== CHALLENGE ==
Reproduce, character for character, the records from the line containing "svg-text:T2: T2 (718, 242, 727, 250)" through the line containing "svg-text:11/12: 11/12 (467, 212, 481, 219)", with both of those lines included.

== STORED ROWS ==

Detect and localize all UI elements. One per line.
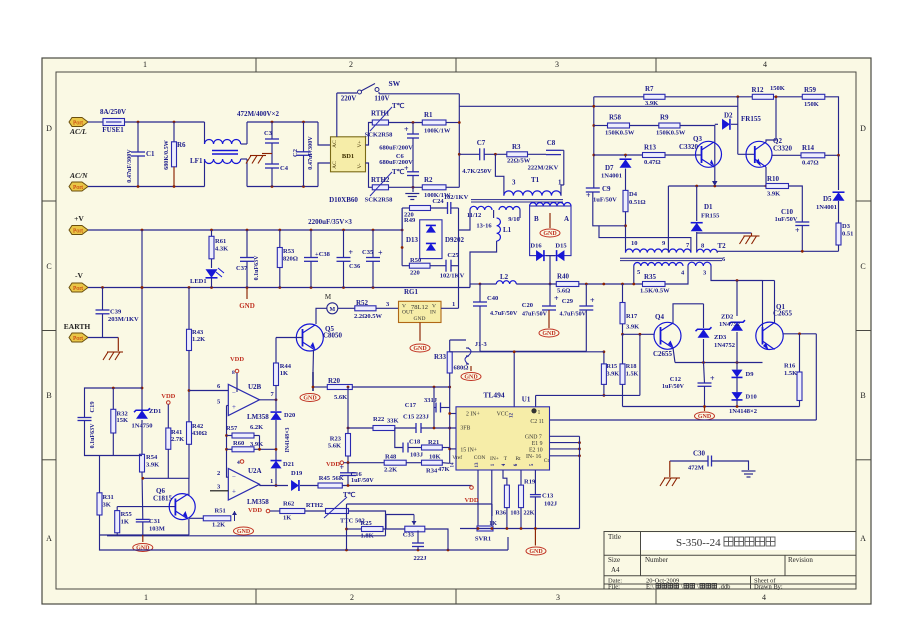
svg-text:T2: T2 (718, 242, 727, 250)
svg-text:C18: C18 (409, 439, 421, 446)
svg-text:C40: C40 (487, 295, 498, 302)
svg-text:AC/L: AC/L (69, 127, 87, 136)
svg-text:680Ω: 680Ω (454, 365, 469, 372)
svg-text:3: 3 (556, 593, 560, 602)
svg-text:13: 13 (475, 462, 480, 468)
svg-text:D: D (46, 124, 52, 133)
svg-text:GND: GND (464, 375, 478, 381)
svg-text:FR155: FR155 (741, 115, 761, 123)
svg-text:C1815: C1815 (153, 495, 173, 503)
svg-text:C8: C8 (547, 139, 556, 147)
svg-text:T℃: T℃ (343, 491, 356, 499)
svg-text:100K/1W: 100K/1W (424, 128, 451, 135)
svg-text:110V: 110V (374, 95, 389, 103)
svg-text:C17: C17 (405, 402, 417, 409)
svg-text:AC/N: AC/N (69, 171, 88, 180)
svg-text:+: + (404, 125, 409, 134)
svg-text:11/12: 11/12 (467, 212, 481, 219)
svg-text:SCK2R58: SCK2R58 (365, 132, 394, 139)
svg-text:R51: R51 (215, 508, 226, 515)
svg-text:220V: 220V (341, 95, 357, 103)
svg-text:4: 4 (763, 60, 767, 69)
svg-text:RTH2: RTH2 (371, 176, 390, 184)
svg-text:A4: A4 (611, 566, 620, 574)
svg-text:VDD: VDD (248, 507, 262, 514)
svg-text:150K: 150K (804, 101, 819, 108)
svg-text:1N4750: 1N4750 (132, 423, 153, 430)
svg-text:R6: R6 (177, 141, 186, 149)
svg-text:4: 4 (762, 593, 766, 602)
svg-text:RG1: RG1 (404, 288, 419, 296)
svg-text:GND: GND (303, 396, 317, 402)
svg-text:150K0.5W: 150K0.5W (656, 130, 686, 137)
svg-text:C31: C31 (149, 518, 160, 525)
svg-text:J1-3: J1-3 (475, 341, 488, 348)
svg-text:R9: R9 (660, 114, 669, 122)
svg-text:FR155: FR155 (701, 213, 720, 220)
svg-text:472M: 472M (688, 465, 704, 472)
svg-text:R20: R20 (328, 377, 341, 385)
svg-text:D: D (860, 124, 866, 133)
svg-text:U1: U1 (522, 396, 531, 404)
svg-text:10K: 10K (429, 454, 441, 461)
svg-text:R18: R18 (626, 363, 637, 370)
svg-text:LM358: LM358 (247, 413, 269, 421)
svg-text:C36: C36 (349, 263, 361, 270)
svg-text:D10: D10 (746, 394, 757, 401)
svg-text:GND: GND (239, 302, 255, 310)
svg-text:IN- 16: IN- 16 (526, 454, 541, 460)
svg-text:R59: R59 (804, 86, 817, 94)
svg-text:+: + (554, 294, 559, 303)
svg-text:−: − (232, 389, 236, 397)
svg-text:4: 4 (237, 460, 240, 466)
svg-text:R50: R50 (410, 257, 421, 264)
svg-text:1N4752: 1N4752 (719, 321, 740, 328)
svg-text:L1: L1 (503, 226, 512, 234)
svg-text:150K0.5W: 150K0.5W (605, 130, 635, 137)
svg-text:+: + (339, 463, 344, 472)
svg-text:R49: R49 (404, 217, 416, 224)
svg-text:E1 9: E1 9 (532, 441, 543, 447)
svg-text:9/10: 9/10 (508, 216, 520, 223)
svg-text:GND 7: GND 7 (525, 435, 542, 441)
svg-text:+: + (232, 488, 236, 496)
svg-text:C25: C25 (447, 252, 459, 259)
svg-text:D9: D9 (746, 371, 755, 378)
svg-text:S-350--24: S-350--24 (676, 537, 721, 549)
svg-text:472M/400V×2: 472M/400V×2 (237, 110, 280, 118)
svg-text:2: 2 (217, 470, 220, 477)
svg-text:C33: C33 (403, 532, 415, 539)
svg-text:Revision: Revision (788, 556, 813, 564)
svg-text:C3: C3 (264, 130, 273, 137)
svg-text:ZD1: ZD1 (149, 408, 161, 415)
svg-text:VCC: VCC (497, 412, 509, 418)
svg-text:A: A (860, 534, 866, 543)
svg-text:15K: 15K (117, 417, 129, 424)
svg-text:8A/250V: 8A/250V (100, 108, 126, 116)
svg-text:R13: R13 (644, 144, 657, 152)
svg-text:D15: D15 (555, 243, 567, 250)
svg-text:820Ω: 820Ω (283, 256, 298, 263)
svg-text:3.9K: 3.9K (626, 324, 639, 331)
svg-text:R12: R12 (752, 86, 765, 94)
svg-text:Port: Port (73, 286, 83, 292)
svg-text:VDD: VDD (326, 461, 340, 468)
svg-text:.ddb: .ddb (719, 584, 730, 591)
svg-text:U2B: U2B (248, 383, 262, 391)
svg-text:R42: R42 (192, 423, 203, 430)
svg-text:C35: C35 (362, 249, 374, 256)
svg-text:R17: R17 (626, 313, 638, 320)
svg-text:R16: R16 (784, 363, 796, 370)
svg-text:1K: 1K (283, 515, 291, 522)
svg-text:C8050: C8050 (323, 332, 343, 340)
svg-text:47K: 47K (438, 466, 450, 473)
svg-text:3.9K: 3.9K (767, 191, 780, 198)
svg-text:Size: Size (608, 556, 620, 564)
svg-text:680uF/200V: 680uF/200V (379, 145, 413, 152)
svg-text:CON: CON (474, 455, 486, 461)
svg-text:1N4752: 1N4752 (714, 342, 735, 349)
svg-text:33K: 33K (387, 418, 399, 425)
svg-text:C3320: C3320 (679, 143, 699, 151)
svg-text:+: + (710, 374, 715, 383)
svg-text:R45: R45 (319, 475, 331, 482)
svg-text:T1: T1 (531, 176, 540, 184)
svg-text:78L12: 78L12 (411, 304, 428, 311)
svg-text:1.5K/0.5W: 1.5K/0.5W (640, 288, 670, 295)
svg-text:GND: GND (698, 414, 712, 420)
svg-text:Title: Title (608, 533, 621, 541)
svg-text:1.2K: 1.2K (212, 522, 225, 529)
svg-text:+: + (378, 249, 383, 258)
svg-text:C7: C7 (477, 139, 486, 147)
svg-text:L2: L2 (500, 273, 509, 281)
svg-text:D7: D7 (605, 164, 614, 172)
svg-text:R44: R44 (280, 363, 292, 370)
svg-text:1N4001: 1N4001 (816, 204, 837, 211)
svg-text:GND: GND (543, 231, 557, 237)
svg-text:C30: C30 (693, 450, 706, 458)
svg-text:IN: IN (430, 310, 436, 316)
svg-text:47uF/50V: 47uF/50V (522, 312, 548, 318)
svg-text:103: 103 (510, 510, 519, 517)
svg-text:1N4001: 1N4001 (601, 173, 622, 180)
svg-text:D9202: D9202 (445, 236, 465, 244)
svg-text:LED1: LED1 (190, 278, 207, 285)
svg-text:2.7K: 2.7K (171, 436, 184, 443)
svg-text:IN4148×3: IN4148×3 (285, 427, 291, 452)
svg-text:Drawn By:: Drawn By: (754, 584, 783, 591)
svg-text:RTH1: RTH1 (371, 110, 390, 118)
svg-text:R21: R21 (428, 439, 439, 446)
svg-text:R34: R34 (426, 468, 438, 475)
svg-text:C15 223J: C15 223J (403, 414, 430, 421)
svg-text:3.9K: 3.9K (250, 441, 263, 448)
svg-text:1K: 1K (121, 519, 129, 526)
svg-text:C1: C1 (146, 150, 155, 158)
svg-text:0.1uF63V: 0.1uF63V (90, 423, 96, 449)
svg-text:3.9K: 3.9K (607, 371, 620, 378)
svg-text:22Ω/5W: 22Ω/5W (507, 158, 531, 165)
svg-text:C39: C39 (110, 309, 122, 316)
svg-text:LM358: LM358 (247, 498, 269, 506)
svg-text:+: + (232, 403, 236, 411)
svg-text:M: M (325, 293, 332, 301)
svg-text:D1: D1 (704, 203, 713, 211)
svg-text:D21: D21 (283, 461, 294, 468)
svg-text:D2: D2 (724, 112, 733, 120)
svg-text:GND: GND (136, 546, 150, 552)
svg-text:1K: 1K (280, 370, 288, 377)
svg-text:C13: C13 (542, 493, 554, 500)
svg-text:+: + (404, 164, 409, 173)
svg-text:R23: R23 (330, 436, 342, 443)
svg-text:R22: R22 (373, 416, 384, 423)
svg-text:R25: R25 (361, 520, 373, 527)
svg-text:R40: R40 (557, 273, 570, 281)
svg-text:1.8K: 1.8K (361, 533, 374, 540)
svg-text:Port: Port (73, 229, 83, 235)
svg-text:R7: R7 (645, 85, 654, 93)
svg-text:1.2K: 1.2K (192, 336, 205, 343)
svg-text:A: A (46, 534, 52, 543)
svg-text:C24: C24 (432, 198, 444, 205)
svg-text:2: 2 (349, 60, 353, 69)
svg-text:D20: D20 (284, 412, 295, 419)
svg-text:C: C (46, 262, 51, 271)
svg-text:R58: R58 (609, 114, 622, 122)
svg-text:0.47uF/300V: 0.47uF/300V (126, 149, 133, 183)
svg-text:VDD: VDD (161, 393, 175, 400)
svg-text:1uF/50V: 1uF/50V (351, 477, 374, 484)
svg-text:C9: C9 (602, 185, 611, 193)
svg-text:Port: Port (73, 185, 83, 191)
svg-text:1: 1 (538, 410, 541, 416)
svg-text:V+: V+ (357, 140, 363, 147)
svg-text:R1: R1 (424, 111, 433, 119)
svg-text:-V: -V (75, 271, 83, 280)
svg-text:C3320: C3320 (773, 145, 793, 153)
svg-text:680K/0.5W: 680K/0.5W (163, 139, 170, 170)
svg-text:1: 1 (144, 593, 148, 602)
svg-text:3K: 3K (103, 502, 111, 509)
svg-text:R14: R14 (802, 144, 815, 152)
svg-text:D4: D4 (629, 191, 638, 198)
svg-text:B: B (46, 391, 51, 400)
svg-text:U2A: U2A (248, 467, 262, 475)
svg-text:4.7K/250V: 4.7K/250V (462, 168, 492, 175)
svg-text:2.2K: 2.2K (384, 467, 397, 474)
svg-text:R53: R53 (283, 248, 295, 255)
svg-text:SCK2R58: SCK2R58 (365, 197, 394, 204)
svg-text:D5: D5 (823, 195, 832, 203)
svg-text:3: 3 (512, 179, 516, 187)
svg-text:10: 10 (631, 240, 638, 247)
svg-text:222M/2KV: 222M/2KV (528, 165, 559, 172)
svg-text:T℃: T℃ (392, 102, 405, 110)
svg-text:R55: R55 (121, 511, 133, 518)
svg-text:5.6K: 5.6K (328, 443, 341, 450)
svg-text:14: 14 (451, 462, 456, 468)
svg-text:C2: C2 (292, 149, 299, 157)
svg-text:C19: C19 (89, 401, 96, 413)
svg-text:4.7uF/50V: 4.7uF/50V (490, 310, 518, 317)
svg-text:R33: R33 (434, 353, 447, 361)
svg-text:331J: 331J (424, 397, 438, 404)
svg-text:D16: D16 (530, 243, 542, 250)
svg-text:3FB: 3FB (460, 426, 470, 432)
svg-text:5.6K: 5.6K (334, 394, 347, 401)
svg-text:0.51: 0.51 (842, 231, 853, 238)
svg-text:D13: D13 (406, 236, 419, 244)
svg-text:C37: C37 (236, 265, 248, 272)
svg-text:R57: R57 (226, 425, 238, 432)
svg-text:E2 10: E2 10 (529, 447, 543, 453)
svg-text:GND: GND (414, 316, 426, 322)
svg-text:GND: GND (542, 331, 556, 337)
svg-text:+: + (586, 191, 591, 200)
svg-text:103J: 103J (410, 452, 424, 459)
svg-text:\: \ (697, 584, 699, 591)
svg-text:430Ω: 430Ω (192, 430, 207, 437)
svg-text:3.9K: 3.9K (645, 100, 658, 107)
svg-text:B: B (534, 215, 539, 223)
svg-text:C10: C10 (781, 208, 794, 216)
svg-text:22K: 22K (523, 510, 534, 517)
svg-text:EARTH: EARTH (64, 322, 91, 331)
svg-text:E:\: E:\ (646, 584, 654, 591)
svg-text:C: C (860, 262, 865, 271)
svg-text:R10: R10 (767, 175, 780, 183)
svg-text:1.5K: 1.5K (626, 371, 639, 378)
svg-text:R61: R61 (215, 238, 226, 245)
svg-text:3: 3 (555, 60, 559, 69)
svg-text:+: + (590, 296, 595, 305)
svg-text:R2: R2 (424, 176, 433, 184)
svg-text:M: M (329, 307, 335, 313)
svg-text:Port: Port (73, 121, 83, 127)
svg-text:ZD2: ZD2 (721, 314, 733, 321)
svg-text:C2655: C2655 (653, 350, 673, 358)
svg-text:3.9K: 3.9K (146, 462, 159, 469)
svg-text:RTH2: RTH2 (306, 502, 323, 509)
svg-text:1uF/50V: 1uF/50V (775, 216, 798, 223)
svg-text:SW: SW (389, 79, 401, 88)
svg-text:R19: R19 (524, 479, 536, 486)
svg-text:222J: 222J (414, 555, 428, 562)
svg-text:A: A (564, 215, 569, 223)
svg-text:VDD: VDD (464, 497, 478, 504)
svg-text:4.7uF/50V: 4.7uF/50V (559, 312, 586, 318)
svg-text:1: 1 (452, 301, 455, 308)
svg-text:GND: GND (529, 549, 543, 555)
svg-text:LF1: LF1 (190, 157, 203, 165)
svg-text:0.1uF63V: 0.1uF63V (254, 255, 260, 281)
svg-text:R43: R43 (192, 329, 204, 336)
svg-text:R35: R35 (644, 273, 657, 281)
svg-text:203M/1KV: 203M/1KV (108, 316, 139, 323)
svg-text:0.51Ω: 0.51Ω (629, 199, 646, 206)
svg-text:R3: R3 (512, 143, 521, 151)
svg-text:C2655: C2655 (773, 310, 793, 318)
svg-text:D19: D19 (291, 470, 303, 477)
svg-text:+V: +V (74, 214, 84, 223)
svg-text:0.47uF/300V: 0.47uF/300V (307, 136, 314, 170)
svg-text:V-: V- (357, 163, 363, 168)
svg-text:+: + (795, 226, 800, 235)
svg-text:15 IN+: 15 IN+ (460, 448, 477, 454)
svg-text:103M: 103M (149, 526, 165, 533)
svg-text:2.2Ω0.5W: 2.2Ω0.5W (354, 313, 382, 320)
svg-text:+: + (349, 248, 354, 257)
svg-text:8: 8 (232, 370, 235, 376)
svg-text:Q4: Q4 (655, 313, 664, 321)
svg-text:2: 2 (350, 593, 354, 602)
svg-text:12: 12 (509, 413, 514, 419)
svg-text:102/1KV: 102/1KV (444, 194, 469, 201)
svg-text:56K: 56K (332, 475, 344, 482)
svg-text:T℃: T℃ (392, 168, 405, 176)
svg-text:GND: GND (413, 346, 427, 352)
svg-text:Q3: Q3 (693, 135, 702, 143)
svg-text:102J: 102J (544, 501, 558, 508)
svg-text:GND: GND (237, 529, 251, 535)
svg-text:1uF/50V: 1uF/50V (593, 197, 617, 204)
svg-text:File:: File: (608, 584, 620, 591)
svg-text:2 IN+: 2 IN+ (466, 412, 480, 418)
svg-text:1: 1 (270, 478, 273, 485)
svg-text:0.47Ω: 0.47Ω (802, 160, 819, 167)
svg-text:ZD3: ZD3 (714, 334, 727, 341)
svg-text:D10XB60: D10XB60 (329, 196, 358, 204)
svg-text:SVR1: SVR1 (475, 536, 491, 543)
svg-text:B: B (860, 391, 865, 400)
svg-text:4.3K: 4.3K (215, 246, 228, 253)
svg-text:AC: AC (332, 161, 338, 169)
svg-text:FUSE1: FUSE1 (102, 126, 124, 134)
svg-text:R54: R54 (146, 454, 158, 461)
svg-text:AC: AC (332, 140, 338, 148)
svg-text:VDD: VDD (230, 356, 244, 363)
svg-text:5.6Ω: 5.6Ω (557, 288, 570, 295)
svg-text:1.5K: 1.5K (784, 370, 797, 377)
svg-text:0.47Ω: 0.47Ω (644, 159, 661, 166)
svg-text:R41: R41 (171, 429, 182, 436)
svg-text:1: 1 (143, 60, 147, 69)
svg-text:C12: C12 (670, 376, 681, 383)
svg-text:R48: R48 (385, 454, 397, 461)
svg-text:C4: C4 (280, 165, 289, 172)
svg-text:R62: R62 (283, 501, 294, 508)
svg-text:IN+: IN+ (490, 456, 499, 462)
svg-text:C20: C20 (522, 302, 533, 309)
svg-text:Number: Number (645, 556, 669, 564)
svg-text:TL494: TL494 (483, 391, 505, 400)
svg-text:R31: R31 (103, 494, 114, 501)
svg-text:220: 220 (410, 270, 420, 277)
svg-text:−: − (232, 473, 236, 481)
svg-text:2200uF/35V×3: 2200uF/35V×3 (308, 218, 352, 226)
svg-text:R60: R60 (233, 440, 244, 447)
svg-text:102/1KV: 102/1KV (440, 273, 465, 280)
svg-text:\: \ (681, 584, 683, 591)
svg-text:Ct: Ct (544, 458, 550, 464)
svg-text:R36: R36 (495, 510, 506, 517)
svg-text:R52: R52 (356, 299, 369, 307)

---

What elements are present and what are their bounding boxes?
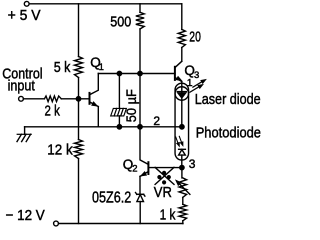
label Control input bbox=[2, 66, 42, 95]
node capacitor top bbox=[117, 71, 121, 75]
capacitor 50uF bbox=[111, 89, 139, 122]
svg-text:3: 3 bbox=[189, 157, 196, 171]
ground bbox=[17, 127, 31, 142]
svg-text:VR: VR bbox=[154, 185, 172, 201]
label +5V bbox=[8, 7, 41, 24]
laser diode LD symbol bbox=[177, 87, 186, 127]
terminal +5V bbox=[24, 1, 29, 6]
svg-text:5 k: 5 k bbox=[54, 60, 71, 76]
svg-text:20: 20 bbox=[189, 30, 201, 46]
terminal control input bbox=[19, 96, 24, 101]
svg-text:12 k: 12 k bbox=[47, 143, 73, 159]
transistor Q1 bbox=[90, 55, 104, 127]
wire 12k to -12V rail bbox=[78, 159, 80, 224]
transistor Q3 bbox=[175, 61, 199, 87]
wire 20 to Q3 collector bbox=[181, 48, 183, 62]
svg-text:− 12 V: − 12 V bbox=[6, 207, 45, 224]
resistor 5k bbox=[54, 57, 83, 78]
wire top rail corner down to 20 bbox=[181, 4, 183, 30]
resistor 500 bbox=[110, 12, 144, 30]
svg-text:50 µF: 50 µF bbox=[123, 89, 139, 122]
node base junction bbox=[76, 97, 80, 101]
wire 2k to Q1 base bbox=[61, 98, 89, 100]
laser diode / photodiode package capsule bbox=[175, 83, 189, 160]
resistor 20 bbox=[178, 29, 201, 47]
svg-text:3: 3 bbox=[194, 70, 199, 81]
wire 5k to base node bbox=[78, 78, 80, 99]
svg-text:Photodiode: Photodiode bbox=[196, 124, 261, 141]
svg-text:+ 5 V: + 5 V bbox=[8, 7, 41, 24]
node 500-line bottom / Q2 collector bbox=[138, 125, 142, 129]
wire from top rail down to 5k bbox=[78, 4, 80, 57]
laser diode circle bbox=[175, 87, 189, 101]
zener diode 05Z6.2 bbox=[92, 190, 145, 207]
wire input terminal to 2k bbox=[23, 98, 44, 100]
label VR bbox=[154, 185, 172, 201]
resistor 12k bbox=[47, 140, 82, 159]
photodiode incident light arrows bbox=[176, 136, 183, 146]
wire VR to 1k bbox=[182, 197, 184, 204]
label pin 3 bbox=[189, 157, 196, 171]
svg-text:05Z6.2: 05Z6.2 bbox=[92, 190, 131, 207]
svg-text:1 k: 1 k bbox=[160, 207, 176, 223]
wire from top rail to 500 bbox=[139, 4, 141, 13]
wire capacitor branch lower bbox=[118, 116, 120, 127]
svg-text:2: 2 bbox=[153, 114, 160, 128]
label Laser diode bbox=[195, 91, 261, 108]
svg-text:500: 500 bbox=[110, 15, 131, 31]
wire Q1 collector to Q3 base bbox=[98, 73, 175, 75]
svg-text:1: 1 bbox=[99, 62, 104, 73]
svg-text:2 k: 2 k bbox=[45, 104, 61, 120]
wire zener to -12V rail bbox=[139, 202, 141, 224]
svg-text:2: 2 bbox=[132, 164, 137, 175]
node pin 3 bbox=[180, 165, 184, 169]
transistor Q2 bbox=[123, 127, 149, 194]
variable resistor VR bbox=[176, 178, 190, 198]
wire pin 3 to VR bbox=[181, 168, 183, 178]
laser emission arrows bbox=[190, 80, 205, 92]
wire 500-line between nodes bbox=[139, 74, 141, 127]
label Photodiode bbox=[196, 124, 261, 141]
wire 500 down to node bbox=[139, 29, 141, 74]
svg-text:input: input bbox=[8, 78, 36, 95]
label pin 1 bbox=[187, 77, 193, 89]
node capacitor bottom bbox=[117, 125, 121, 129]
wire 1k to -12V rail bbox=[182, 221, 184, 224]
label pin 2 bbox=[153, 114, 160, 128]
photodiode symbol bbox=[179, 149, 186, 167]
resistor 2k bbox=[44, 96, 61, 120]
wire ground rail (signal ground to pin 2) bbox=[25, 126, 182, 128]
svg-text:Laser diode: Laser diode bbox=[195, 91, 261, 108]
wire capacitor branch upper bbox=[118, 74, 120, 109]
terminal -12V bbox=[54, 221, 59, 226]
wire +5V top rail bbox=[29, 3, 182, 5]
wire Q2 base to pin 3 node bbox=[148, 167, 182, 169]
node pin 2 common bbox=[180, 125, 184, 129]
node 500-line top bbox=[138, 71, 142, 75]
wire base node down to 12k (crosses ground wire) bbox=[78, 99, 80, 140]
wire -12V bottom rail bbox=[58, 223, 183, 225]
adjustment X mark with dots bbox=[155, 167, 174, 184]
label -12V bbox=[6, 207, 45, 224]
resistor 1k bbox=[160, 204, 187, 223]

== EXERCISE ANSWER ==
svg-text:T2: T2 (718, 242, 727, 250)
svg-text:C18: C18 (409, 439, 421, 446)
svg-text:C40: C40 (487, 295, 498, 302)
svg-text:AC/L: AC/L (69, 127, 87, 136)
svg-text:680Ω: 680Ω (454, 365, 469, 372)
svg-text:3: 3 (556, 593, 560, 602)
svg-text:13: 13 (475, 462, 480, 468)
svg-text:D: D (46, 124, 52, 133)
svg-text:GND: GND (464, 375, 478, 381)
svg-text:FR155: FR155 (741, 115, 761, 123)
svg-text:C1815: C1815 (153, 495, 173, 503)
svg-text:C8: C8 (547, 139, 556, 147)
svg-text:T℃: T℃ (343, 491, 356, 499)
svg-text:100K/1W: 100K/1W (424, 128, 451, 135)
svg-text:110V: 110V (374, 95, 389, 103)
svg-text:C17: C17 (405, 402, 417, 409)
svg-text:AC/N: AC/N (69, 171, 88, 180)
svg-text:+: + (404, 125, 409, 134)
svg-text:11/12: 11/12 (467, 212, 481, 219)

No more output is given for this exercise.